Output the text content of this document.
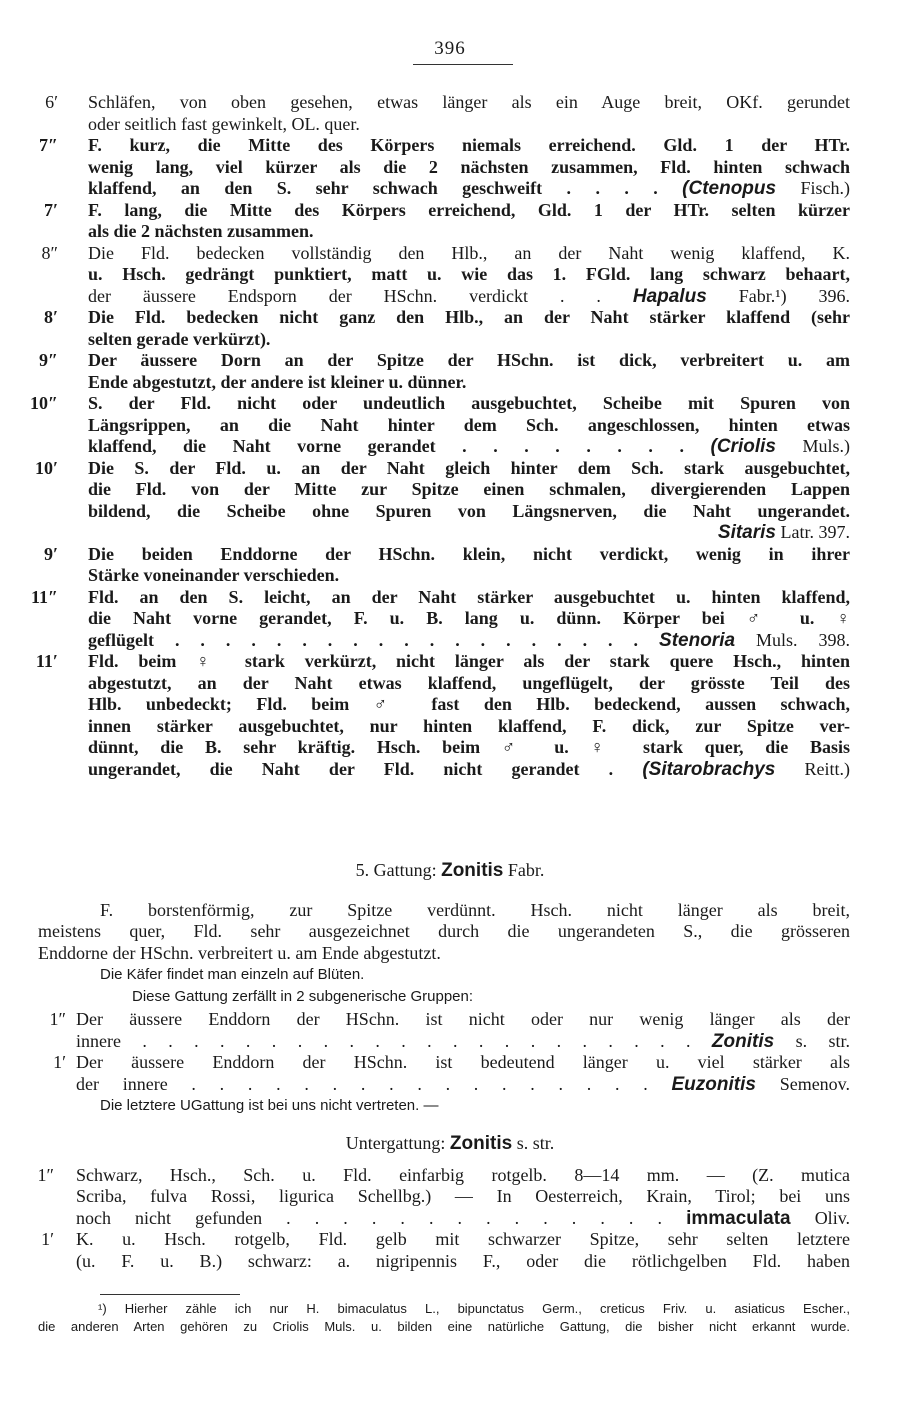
396
6′ Schläfen, von oben gesehen, etwas länger als ein Auge breit, OKf. gerundet
oder seitlich fast gewinkelt, OL. quer.
7″ F. kurz, die Mitte des Körpers niemals erreichend. Gld. 1 der HTr.
wenig lang, viel kürzer als die 2 nächsten zusammen, Fld. hinten schwach
klaffend, an den S. sehr schwach geschweift . . . . (Ctenopus Fisch.)
7′ F. lang, die Mitte des Körpers erreichend, Gld. 1 der HTr. selten kürzer
als die 2 nächsten zusammen.
8″ Die Fld. bedecken vollständig den Hlb., an der Naht wenig klaffend, K.
u. Hsch. gedrängt punktiert, matt u. wie das 1. FGld. lang schwarz behaart,
der äussere Endsporn der HSchn. verdickt . . Hapalus Fabr.¹) 396.
8′ Die Fld. bedecken nicht ganz den Hlb., an der Naht stärker klaffend (sehr
selten gerade verkürzt).
9″ Der äussere Dorn an der Spitze der HSchn. ist dick, verbreitert u. am
Ende abgestutzt, der andere ist kleiner u. dünner.
10″ S. der Fld. nicht oder undeutlich ausgebuchtet, Scheibe mit Spuren von
Längsrippen, an die Naht hinter dem Sch. angeschlossen, hinten etwas
klaffend, die Naht vorne gerandet . . . . . . . . (Criolis Muls.)
10′ Die S. der Fld. u. an der Naht gleich hinter dem Sch. stark ausgebuchtet,
die Fld. von der Mitte zur Spitze einen schmalen, divergierenden Lappen
bildend, die Scheibe ohne Spuren von Längsnerven, die Naht ungerandet.
Sitaris Latr. 397.
9′ Die beiden Enddorne der HSchn. klein, nicht verdickt, wenig in ihrer
Stärke voneinander verschieden.
11″ Fld. an den S. leicht, an der Naht stärker ausgebuchtet u. hinten klaffend,
die Naht vorne gerandet, F. u. B. lang u. dünn. Körper bei ♂ u. ♀
geflügelt . . . . . . . . . . . . . . . . . . . Stenoria Muls. 398.
11′ Fld. beim ♀ stark verkürzt, nicht länger als der stark quere Hsch., hinten
abgestutzt, an der Naht etwas klaffend, ungeflügelt, der grösste Teil des
Hlb. unbedeckt; Fld. beim ♂ fast den Hlb. bedeckend, aussen schwach,
innen stärker ausgebuchtet, nur hinten klaffend, F. dick, zur Spitze ver-
dünnt, die B. sehr kräftig. Hsch. beim ♂ u. ♀ stark quer, die Basis
ungerandet, die Naht der Fld. nicht gerandet . (Sitarobrachys Reitt.)
5. Gattung: Zonitis Fabr.
F. borstenförmig, zur Spitze verdünnt. Hsch. nicht länger als breit,
meistens quer, Fld. sehr ausgezeichnet durch die ungerandeten S., die grösseren
Enddorne der HSchn. verbreitert u. am Ende abgestutzt.
Die Käfer findet man einzeln auf Blüten.
Diese Gattung zerfällt in 2 subgenerische Gruppen:
1″ Der äussere Enddorn der HSchn. ist nicht oder nur wenig länger als der
innere . . . . . . . . . . . . . . . . . . . . . . Zonitis s. str.
1′ Der äussere Enddorn der HSchn. ist bedeutend länger u. viel stärker als
der innere . . . . . . . . . . . . . . . . . Euzonitis Semenov.
Die letztere UGattung ist bei uns nicht vertreten. —
Untergattung: Zonitis s. str.
1″ Schwarz, Hsch., Sch. u. Fld. einfarbig rotgelb. 8—14 mm. — (Z. mutica
Scriba, fulva Rossi, ligurica Schellbg.) — In Oesterreich, Krain, Tirol; bei uns
noch nicht gefunden . . . . . . . . . . . . . . immaculata Oliv.
1′ K. u. Hsch. rotgelb, Fld. gelb mit schwarzer Spitze, sehr selten letztere
(u. F. u. B.) schwarz: a. nigripennis F., oder die rötlichgelben Fld. haben
¹) Hierher zähle ich nur H. bimaculatus L., bipunctatus Germ., creticus Friv. u. asiaticus Escher.,
die anderen Arten gehören zu Criolis Muls. u. bilden eine natürliche Gattung, die bisher nicht erkannt wurde.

########

All lines holding the word "Criolis" should be picked out and copied.

▶ FINAL RESULT:
klaffend, die Naht vorne gerandet . . . . . . . . (Criolis Muls.)
die anderen Arten gehören zu Criolis Muls. u. bilden eine natürliche Gattung, die bisher nicht erkannt wurde.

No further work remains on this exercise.